Each entry must be reproduced precisely as it stands.

* START Listed records *

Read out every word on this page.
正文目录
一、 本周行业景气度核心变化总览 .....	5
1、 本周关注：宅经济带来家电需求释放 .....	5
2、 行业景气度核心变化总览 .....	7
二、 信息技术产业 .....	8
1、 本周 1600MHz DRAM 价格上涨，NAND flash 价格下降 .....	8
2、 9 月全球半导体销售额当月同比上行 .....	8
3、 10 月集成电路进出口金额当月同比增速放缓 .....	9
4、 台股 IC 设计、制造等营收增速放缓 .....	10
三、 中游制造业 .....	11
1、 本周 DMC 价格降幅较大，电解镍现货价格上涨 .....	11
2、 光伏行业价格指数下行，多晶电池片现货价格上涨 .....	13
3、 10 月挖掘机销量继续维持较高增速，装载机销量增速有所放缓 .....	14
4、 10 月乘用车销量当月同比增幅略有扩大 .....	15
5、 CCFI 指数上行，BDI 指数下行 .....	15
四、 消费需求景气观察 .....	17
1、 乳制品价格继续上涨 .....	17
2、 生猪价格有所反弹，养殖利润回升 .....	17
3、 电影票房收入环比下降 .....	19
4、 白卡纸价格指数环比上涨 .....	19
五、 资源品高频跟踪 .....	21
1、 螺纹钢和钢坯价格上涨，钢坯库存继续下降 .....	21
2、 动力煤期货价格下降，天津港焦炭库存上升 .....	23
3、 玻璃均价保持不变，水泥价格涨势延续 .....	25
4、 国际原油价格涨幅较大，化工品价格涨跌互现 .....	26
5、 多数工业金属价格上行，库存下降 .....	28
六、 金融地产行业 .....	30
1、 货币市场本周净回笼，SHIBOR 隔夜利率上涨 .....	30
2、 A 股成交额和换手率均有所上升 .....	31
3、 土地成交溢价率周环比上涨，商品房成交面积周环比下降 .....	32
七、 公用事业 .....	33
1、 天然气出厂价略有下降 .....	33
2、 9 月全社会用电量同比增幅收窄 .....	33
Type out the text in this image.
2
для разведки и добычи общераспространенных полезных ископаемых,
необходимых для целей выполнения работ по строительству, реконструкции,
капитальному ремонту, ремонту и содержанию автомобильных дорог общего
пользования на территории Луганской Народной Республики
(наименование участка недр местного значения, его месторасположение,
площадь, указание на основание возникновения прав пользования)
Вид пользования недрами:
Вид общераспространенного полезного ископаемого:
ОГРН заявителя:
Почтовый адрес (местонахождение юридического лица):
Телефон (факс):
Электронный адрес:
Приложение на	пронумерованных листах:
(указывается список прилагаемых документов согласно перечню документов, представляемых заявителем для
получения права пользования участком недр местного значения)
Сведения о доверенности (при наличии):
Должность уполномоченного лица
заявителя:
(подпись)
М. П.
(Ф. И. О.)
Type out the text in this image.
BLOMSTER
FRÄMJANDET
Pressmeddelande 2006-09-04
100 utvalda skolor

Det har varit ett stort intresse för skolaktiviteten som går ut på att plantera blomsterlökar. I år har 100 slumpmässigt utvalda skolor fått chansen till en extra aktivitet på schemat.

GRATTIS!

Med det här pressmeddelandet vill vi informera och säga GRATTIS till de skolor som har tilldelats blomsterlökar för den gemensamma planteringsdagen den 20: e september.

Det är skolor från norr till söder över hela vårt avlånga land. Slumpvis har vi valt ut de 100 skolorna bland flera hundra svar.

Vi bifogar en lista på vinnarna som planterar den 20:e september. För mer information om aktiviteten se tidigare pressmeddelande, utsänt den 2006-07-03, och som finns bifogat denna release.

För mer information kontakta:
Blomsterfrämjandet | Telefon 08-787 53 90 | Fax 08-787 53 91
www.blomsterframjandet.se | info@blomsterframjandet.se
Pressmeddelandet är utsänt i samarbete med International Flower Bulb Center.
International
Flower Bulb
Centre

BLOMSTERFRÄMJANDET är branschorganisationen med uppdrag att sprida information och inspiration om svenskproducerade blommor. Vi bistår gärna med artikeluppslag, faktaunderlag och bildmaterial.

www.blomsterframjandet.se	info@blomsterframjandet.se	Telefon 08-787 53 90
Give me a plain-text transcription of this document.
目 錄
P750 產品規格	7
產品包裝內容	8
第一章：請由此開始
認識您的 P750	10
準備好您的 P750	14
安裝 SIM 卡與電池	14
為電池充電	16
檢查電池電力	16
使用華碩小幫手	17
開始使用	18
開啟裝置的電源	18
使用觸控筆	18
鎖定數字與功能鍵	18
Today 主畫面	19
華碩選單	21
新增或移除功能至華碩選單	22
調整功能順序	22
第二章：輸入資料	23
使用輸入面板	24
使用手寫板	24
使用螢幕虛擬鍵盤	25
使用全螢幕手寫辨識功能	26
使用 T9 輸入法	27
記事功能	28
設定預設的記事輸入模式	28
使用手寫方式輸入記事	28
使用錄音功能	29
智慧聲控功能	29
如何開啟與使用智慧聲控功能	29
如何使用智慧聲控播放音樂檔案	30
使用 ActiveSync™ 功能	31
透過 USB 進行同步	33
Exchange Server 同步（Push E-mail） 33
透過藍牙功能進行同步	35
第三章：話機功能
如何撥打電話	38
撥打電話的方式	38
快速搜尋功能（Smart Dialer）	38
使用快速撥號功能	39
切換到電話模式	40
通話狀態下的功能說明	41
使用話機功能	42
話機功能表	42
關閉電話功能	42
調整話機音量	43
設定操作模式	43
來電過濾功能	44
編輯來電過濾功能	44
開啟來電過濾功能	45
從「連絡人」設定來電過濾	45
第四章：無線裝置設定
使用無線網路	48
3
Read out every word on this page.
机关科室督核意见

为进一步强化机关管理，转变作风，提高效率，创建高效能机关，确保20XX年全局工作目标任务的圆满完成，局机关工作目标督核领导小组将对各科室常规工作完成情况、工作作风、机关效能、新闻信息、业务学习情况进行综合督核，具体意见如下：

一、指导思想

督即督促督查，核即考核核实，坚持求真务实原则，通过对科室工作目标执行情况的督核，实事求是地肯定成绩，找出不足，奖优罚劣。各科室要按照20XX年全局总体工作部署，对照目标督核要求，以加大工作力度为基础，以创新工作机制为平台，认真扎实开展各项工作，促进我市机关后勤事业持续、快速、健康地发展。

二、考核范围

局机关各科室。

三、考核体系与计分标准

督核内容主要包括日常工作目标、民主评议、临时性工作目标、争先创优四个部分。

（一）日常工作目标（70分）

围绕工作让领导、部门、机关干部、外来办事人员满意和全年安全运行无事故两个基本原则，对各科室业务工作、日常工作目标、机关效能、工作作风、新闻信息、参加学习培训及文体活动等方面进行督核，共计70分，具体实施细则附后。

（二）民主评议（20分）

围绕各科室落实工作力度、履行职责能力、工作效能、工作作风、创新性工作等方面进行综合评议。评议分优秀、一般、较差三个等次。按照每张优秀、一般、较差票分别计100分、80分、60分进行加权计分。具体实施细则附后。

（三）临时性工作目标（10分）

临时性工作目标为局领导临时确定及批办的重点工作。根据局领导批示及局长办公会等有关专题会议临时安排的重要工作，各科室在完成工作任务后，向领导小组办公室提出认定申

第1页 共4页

* END Listed records *

Answer below —
Read out every word on this page.
正文目录
一、 本周行业景气度核心变化总览 .....	5
1、 本周关注：宅经济带来家电需求释放 .....	5
2、 行业景气度核心变化总览 .....	7
二、 信息技术产业 .....	8
1、 本周 1600MHz DRAM 价格上涨，NAND flash 价格下降 .....	8
2、 9 月全球半导体销售额当月同比上行 .....	8
3、 10 月集成电路进出口金额当月同比增速放缓 .....	9
4、 台股 IC 设计、制造等营收增速放缓 .....	10
三、 中游制造业 .....	11
1、 本周 DMC 价格降幅较大，电解镍现货价格上涨 .....	11
2、 光伏行业价格指数下行，多晶电池片现货价格上涨 .....	13
3、 10 月挖掘机销量继续维持较高增速，装载机销量增速有所放缓 .....	14
4、 10 月乘用车销量当月同比增幅略有扩大 .....	15
5、 CCFI 指数上行，BDI 指数下行 .....	15
四、 消费需求景气观察 .....	17
1、 乳制品价格继续上涨 .....	17
2、 生猪价格有所反弹，养殖利润回升 .....	17
3、 电影票房收入环比下降 .....	19
4、 白卡纸价格指数环比上涨 .....	19
五、 资源品高频跟踪 .....	21
1、 螺纹钢和钢坯价格上涨，钢坯库存继续下降 .....	21
2、 动力煤期货价格下降，天津港焦炭库存上升 .....	23
3、 玻璃均价保持不变，水泥价格涨势延续 .....	25
4、 国际原油价格涨幅较大，化工品价格涨跌互现 .....	26
5、 多数工业金属价格上行，库存下降 .....	28
六、 金融地产行业 .....	30
1、 货币市场本周净回笼，SHIBOR 隔夜利率上涨 .....	30
2、 A 股成交额和换手率均有所上升 .....	31
3、 土地成交溢价率周环比上涨，商品房成交面积周环比下降 .....	32
七、 公用事业 .....	33
1、 天然气出厂价略有下降 .....	33
2、 9 月全社会用电量同比增幅收窄 .....	33
Type out the text in this image.
2
для разведки и добычи общераспространенных полезных ископаемых,
необходимых для целей выполнения работ по строительству, реконструкции,
капитальному ремонту, ремонту и содержанию автомобильных дорог общего
пользования на территории Луганской Народной Республики
(наименование участка недр местного значения, его месторасположение,
площадь, указание на основание возникновения прав пользования)
Вид пользования недрами:
Вид общераспространенного полезного ископаемого:
ОГРН заявителя:
Почтовый адрес (местонахождение юридического лица):
Телефон (факс):
Электронный адрес:
Приложение на	пронумерованных листах:
(указывается список прилагаемых документов согласно перечню документов, представляемых заявителем для
получения права пользования участком недр местного значения)
Сведения о доверенности (при наличии):
Должность уполномоченного лица
заявителя:
(подпись)
М. П.
(Ф. И. О.)
Type out the text in this image.
BLOMSTER
FRÄMJANDET
Pressmeddelande 2006-09-04
100 utvalda skolor

Det har varit ett stort intresse för skolaktiviteten som går ut på att plantera blomsterlökar. I år har 100 slumpmässigt utvalda skolor fått chansen till en extra aktivitet på schemat.

GRATTIS!

Med det här pressmeddelandet vill vi informera och säga GRATTIS till de skolor som har tilldelats blomsterlökar för den gemensamma planteringsdagen den 20: e september.

Det är skolor från norr till söder över hela vårt avlånga land. Slumpvis har vi valt ut de 100 skolorna bland flera hundra svar.

Vi bifogar en lista på vinnarna som planterar den 20:e september. För mer information om aktiviteten se tidigare pressmeddelande, utsänt den 2006-07-03, och som finns bifogat denna release.

För mer information kontakta:
Blomsterfrämjandet | Telefon 08-787 53 90 | Fax 08-787 53 91
www.blomsterframjandet.se | info@blomsterframjandet.se
Pressmeddelandet är utsänt i samarbete med International Flower Bulb Center.
International
Flower Bulb
Centre

BLOMSTERFRÄMJANDET är branschorganisationen med uppdrag att sprida information och inspiration om svenskproducerade blommor. Vi bistår gärna med artikeluppslag, faktaunderlag och bildmaterial.

www.blomsterframjandet.se	info@blomsterframjandet.se	Telefon 08-787 53 90
Give me a plain-text transcription of this document.
目 錄
P750 產品規格	7
產品包裝內容	8
第一章：請由此開始
認識您的 P750	10
準備好您的 P750	14
安裝 SIM 卡與電池	14
為電池充電	16
檢查電池電力	16
使用華碩小幫手	17
開始使用	18
開啟裝置的電源	18
使用觸控筆	18
鎖定數字與功能鍵	18
Today 主畫面	19
華碩選單	21
新增或移除功能至華碩選單	22
調整功能順序	22
第二章：輸入資料	23
使用輸入面板	24
使用手寫板	24
使用螢幕虛擬鍵盤	25
使用全螢幕手寫辨識功能	26
使用 T9 輸入法	27
記事功能	28
設定預設的記事輸入模式	28
使用手寫方式輸入記事	28
使用錄音功能	29
智慧聲控功能	29
如何開啟與使用智慧聲控功能	29
如何使用智慧聲控播放音樂檔案	30
使用 ActiveSync™ 功能	31
透過 USB 進行同步	33
Exchange Server 同步（Push E-mail） 33
透過藍牙功能進行同步	35
第三章：話機功能
如何撥打電話	38
撥打電話的方式	38
快速搜尋功能（Smart Dialer）	38
使用快速撥號功能	39
切換到電話模式	40
通話狀態下的功能說明	41
使用話機功能	42
話機功能表	42
關閉電話功能	42
調整話機音量	43
設定操作模式	43
來電過濾功能	44
編輯來電過濾功能	44
開啟來電過濾功能	45
從「連絡人」設定來電過濾	45
第四章：無線裝置設定
使用無線網路	48
3
Read out every word on this page.
机关科室督核意见

为进一步强化机关管理，转变作风，提高效率，创建高效能机关，确保20XX年全局工作目标任务的圆满完成，局机关工作目标督核领导小组将对各科室常规工作完成情况、工作作风、机关效能、新闻信息、业务学习情况进行综合督核，具体意见如下：

一、指导思想

督即督促督查，核即考核核实，坚持求真务实原则，通过对科室工作目标执行情况的督核，实事求是地肯定成绩，找出不足，奖优罚劣。各科室要按照20XX年全局总体工作部署，对照目标督核要求，以加大工作力度为基础，以创新工作机制为平台，认真扎实开展各项工作，促进我市机关后勤事业持续、快速、健康地发展。

二、考核范围

局机关各科室。

三、考核体系与计分标准

督核内容主要包括日常工作目标、民主评议、临时性工作目标、争先创优四个部分。

（一）日常工作目标（70分）

围绕工作让领导、部门、机关干部、外来办事人员满意和全年安全运行无事故两个基本原则，对各科室业务工作、日常工作目标、机关效能、工作作风、新闻信息、参加学习培训及文体活动等方面进行督核，共计70分，具体实施细则附后。

（二）民主评议（20分）

围绕各科室落实工作力度、履行职责能力、工作效能、工作作风、创新性工作等方面进行综合评议。评议分优秀、一般、较差三个等次。按照每张优秀、一般、较差票分别计100分、80分、60分进行加权计分。具体实施细则附后。

（三）临时性工作目标（10分）

临时性工作目标为局领导临时确定及批办的重点工作。根据局领导批示及局长办公会等有关专题会议临时安排的重要工作，各科室在完成工作任务后，向领导小组办公室提出认定申

第1页 共4页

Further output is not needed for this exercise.